■ Exercise aim:
Below are some records. How many of their lines contain the string "коэффициент"? Give the number only.

■ Stored rows:

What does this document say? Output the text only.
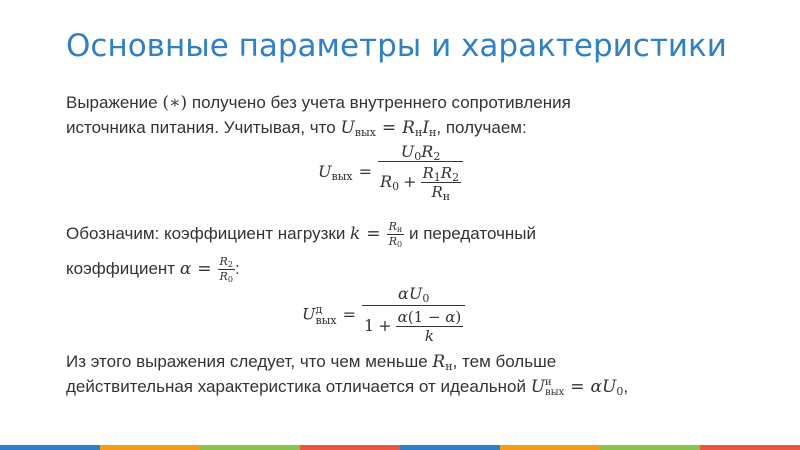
Основные параметры и характеристики
Выражение (∗) получено без учета внутреннего сопротивления
источника питания. Учитывая, что Uвых = RнIн, получаем:
Uвых = $\frac{U0R2}{R0 + \frac{R_1R_2}{R_н}}$
Обозначим: коэффициент нагрузки $k = \frac{Rн}{R0}$ и передаточный
коэффициент $\alpha = \frac{R2}{R0}$ :
U д
вых = $\frac{\alpha U0}{1 + \frac{\alpha(1 - \alpha)}{k}}$
Из этого выражения следует, что чем меньше Rн, тем больше
действительная характеристика отличается от идеальной U и
вых = αU0,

■ Correct response:
2